Locate every line below that contains the word "Frequency" and copy it.

%%

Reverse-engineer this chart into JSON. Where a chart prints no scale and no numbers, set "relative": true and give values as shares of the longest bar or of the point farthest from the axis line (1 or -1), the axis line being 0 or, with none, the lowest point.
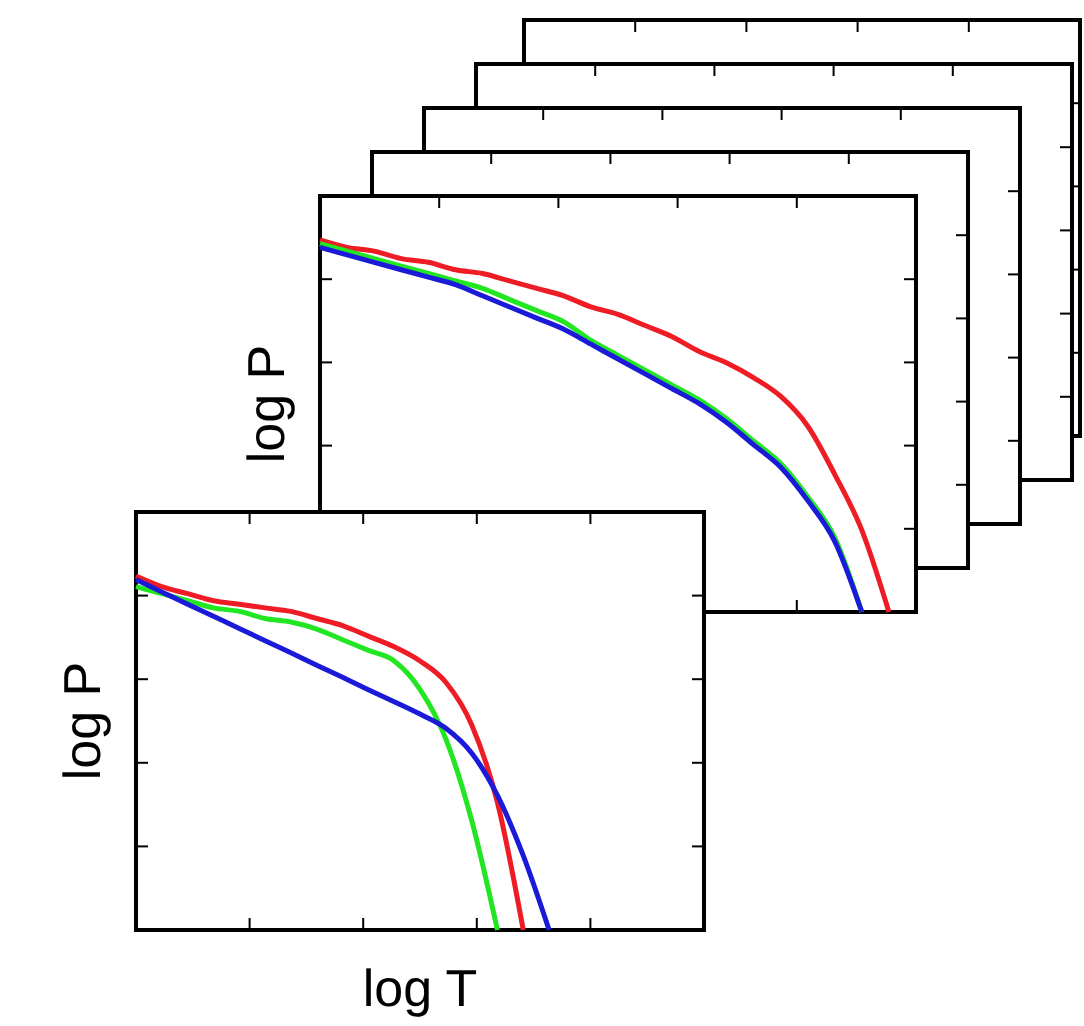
{
  "chart_data": [
    {
      "type": "line",
      "ylabel": "log P",
      "relative": true,
      "tick_labels": false,
      "categories": [
        null,
        null,
        null,
        null,
        null,
        null,
        null,
        null,
        null,
        null,
        null,
        null,
        null,
        null,
        null,
        null,
        null,
        null,
        null,
        null,
        null,
        null,
        null
      ],
      "series": [
        {
          "color": "#ee1c25",
          "values": [
            1.0,
            0.98,
            0.97,
            0.95,
            0.94,
            0.92,
            0.91,
            0.89,
            0.87,
            0.85,
            0.82,
            0.8,
            0.77,
            0.74,
            0.7,
            0.67,
            0.63,
            0.58,
            0.5,
            0.37,
            0.22,
            0,
            null
          ]
        },
        {
          "color": "#22e622",
          "values": [
            0.99,
            0.97,
            0.95,
            0.93,
            0.91,
            0.89,
            0.87,
            0.84,
            0.81,
            0.78,
            0.73,
            0.69,
            0.65,
            0.61,
            0.57,
            0.52,
            0.46,
            0.4,
            0.31,
            0.2,
            0,
            null,
            null
          ]
        },
        {
          "color": "#1a1ad8",
          "values": [
            0.98,
            0.96,
            0.94,
            0.92,
            0.9,
            0.88,
            0.85,
            0.82,
            0.79,
            0.76,
            0.72,
            0.68,
            0.64,
            0.6,
            0.56,
            0.51,
            0.45,
            0.39,
            0.3,
            0.19,
            0,
            null,
            null
          ]
        }
      ]
    },
    {
      "type": "line",
      "xlabel": "log T",
      "ylabel": "log P",
      "relative": true,
      "tick_labels": false,
      "categories": [
        null,
        null,
        null,
        null,
        null,
        null,
        null,
        null,
        null,
        null,
        null,
        null,
        null,
        null,
        null,
        null,
        null,
        null,
        null,
        null,
        null,
        null,
        null
      ],
      "series": [
        {
          "color": "#ee1c25",
          "values": [
            1,
            0.97,
            0.95,
            0.93,
            0.92,
            0.91,
            0.9,
            0.88,
            0.86,
            0.83,
            0.8,
            0.76,
            0.7,
            0.58,
            0.36,
            0,
            null,
            null,
            null,
            null,
            null,
            null,
            null
          ]
        },
        {
          "color": "#22e622",
          "values": [
            0.97,
            0.95,
            0.93,
            0.91,
            0.9,
            0.88,
            0.87,
            0.85,
            0.82,
            0.79,
            0.76,
            0.68,
            0.54,
            0.31,
            0,
            null,
            null,
            null,
            null,
            null,
            null,
            null,
            null
          ]
        },
        {
          "color": "#1a1ad8",
          "values": [
            0.99,
            0.955,
            0.92,
            0.886,
            0.852,
            0.817,
            0.783,
            0.748,
            0.714,
            0.679,
            0.645,
            0.61,
            0.57,
            0.5,
            0.38,
            0.21,
            0,
            null,
            null,
            null,
            null,
            null,
            null
          ]
        }
      ]
    }
  ]
}
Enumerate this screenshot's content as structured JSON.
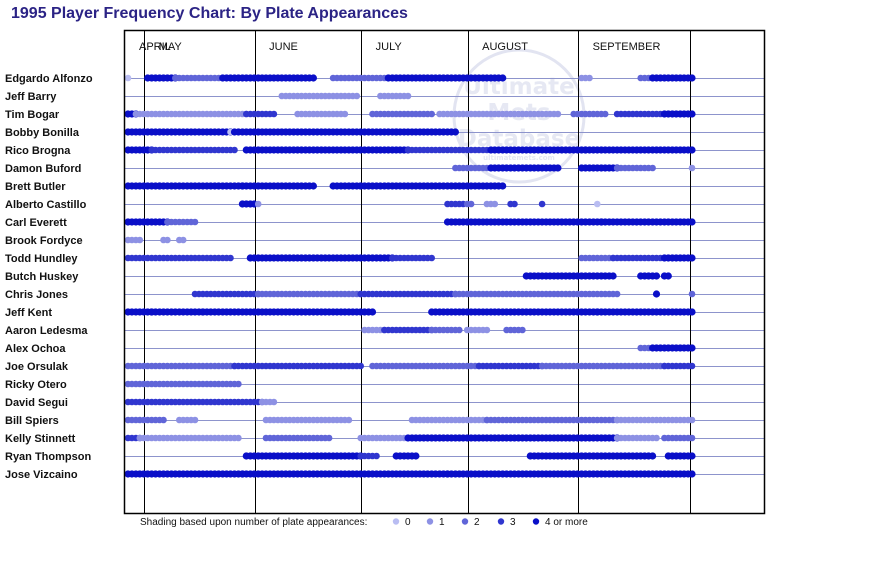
{
  "chart_title": "1995 Player Frequency Chart: By Plate Appearances",
  "watermark": {
    "lines": [
      "Ultimate",
      "Mets",
      "Database"
    ],
    "url": "ultimatemets.com"
  },
  "colors": {
    "level_0": "#b9bdf2",
    "level_1": "#8d91e4",
    "level_2": "#6065d8",
    "level_3": "#3036cf",
    "level_4": "#0a0fc8",
    "gridline": "#8d94cc",
    "frame": "#000000",
    "title": "#2b2385"
  },
  "legend": {
    "label": "Shading based upon number of plate appearances:",
    "items": [
      {
        "level": 0,
        "text": "0"
      },
      {
        "level": 1,
        "text": "1"
      },
      {
        "level": 2,
        "text": "2"
      },
      {
        "level": 3,
        "text": "3"
      },
      {
        "level": 4,
        "text": "4 or more"
      }
    ]
  },
  "chart_data": {
    "type": "scatter",
    "title": "1995 Player Frequency Chart: By Plate Appearances",
    "x_axis": {
      "unit": "game",
      "range": [
        1,
        144
      ]
    },
    "months": [
      {
        "name": "APRIL",
        "start_game": 1
      },
      {
        "name": "MAY",
        "start_game": 6
      },
      {
        "name": "JUNE",
        "start_game": 34
      },
      {
        "name": "JULY",
        "start_game": 61
      },
      {
        "name": "AUGUST",
        "start_game": 88
      },
      {
        "name": "SEPTEMBER",
        "start_game": 116
      }
    ],
    "players": [
      {
        "name": "Edgardo Alfonzo",
        "segments": [
          [
            1,
            1,
            0
          ],
          [
            6,
            13,
            4
          ],
          [
            13,
            25,
            2
          ],
          [
            25,
            48,
            4
          ],
          [
            53,
            67,
            2
          ],
          [
            67,
            96,
            4
          ],
          [
            116,
            118,
            1
          ],
          [
            131,
            134,
            2
          ],
          [
            134,
            144,
            4
          ]
        ]
      },
      {
        "name": "Jeff Barry",
        "segments": [
          [
            40,
            59,
            1
          ],
          [
            65,
            72,
            1
          ]
        ]
      },
      {
        "name": "Tim Bogar",
        "segments": [
          [
            1,
            3,
            4
          ],
          [
            3,
            31,
            1
          ],
          [
            31,
            38,
            3
          ],
          [
            44,
            56,
            1
          ],
          [
            63,
            78,
            2
          ],
          [
            80,
            110,
            1
          ],
          [
            114,
            122,
            2
          ],
          [
            125,
            137,
            3
          ],
          [
            137,
            144,
            4
          ]
        ]
      },
      {
        "name": "Bobby Bonilla",
        "segments": [
          [
            1,
            27,
            4
          ],
          [
            27,
            28,
            0
          ],
          [
            28,
            69,
            4
          ],
          [
            69,
            84,
            4
          ]
        ]
      },
      {
        "name": "Rico Brogna",
        "segments": [
          [
            1,
            7,
            4
          ],
          [
            7,
            28,
            3
          ],
          [
            31,
            72,
            4
          ],
          [
            72,
            93,
            3
          ],
          [
            93,
            117,
            4
          ],
          [
            117,
            144,
            4
          ]
        ]
      },
      {
        "name": "Damon Buford",
        "segments": [
          [
            84,
            93,
            2
          ],
          [
            93,
            110,
            4
          ],
          [
            116,
            125,
            4
          ],
          [
            125,
            134,
            2
          ],
          [
            144,
            144,
            1
          ]
        ]
      },
      {
        "name": "Brett Butler",
        "segments": [
          [
            1,
            9,
            4
          ],
          [
            9,
            30,
            4
          ],
          [
            30,
            48,
            4
          ],
          [
            53,
            60,
            4
          ],
          [
            60,
            96,
            4
          ]
        ]
      },
      {
        "name": "Alberto Castillo",
        "segments": [
          [
            30,
            33,
            4
          ],
          [
            34,
            34,
            1
          ],
          [
            82,
            86,
            3
          ],
          [
            87,
            88,
            2
          ],
          [
            92,
            94,
            1
          ],
          [
            98,
            99,
            3
          ],
          [
            106,
            106,
            3
          ],
          [
            120,
            120,
            0
          ]
        ]
      },
      {
        "name": "Carl Everett",
        "segments": [
          [
            1,
            11,
            4
          ],
          [
            11,
            18,
            2
          ],
          [
            82,
            121,
            4
          ],
          [
            121,
            144,
            4
          ]
        ]
      },
      {
        "name": "Brook Fordyce",
        "segments": [
          [
            1,
            4,
            1
          ],
          [
            10,
            11,
            1
          ],
          [
            14,
            15,
            1
          ]
        ]
      },
      {
        "name": "Todd Hundley",
        "segments": [
          [
            1,
            27,
            3
          ],
          [
            32,
            68,
            4
          ],
          [
            68,
            78,
            3
          ],
          [
            116,
            124,
            2
          ],
          [
            124,
            137,
            3
          ],
          [
            137,
            144,
            4
          ]
        ]
      },
      {
        "name": "Butch Huskey",
        "segments": [
          [
            102,
            124,
            4
          ],
          [
            131,
            135,
            4
          ],
          [
            137,
            138,
            4
          ]
        ]
      },
      {
        "name": "Chris Jones",
        "segments": [
          [
            18,
            34,
            3
          ],
          [
            34,
            60,
            2
          ],
          [
            60,
            84,
            3
          ],
          [
            84,
            125,
            2
          ],
          [
            135,
            135,
            4
          ],
          [
            144,
            144,
            2
          ]
        ]
      },
      {
        "name": "Jeff Kent",
        "segments": [
          [
            1,
            7,
            4
          ],
          [
            7,
            20,
            4
          ],
          [
            20,
            63,
            4
          ],
          [
            78,
            120,
            4
          ],
          [
            120,
            144,
            4
          ]
        ]
      },
      {
        "name": "Aaron Ledesma",
        "segments": [
          [
            61,
            66,
            1
          ],
          [
            66,
            78,
            3
          ],
          [
            78,
            85,
            2
          ],
          [
            87,
            92,
            1
          ],
          [
            97,
            101,
            2
          ]
        ]
      },
      {
        "name": "Alex Ochoa",
        "segments": [
          [
            131,
            133,
            2
          ],
          [
            134,
            144,
            4
          ]
        ]
      },
      {
        "name": "Joe Orsulak",
        "segments": [
          [
            1,
            28,
            2
          ],
          [
            28,
            60,
            3
          ],
          [
            63,
            90,
            2
          ],
          [
            90,
            106,
            3
          ],
          [
            106,
            137,
            2
          ],
          [
            137,
            144,
            3
          ]
        ]
      },
      {
        "name": "Ricky Otero",
        "segments": [
          [
            1,
            29,
            2
          ]
        ]
      },
      {
        "name": "David Segui",
        "segments": [
          [
            1,
            35,
            3
          ],
          [
            35,
            38,
            1
          ]
        ]
      },
      {
        "name": "Bill Spiers",
        "segments": [
          [
            1,
            10,
            2
          ],
          [
            14,
            18,
            1
          ],
          [
            36,
            57,
            1
          ],
          [
            73,
            92,
            1
          ],
          [
            92,
            125,
            2
          ],
          [
            125,
            144,
            1
          ]
        ]
      },
      {
        "name": "Kelly Stinnett",
        "segments": [
          [
            1,
            4,
            3
          ],
          [
            4,
            29,
            1
          ],
          [
            36,
            52,
            2
          ],
          [
            60,
            72,
            1
          ],
          [
            72,
            125,
            4
          ],
          [
            125,
            135,
            1
          ],
          [
            137,
            144,
            2
          ]
        ]
      },
      {
        "name": "Ryan Thompson",
        "segments": [
          [
            31,
            60,
            4
          ],
          [
            60,
            64,
            3
          ],
          [
            69,
            74,
            4
          ],
          [
            103,
            134,
            4
          ],
          [
            138,
            144,
            4
          ]
        ]
      },
      {
        "name": "Jose Vizcaino",
        "segments": [
          [
            1,
            30,
            4
          ],
          [
            30,
            82,
            4
          ],
          [
            82,
            132,
            4
          ],
          [
            133,
            144,
            4
          ]
        ]
      }
    ]
  }
}
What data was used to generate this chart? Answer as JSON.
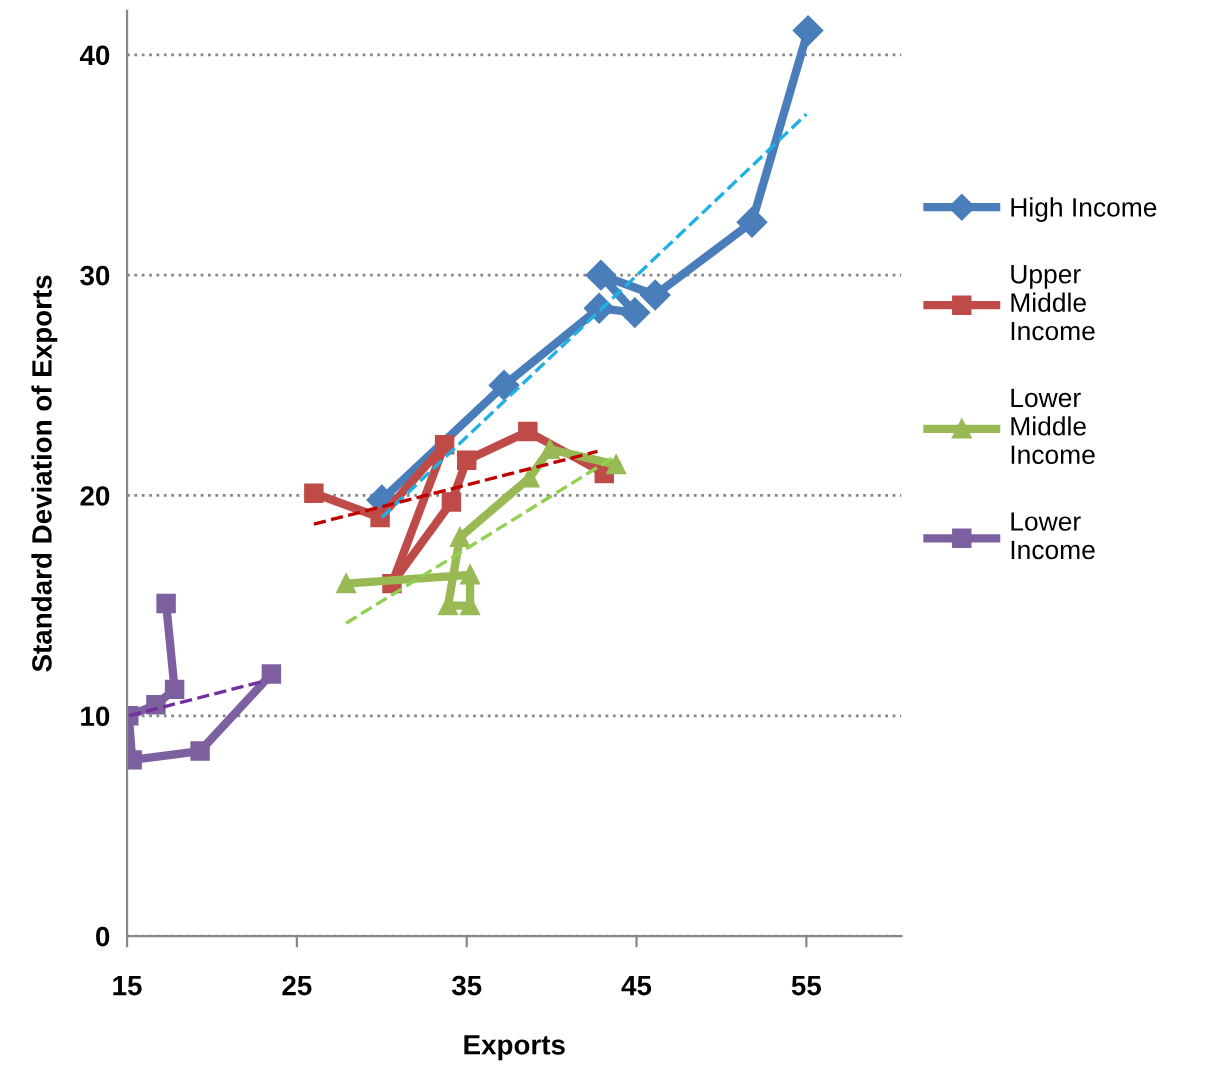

%%

> _ANSWER IN FULL_:
  "chart_title": "1995 Player Frequency Chart: By Plate Appearances",
    "title": "1995 Player Frequency Chart: By Plate Appearances",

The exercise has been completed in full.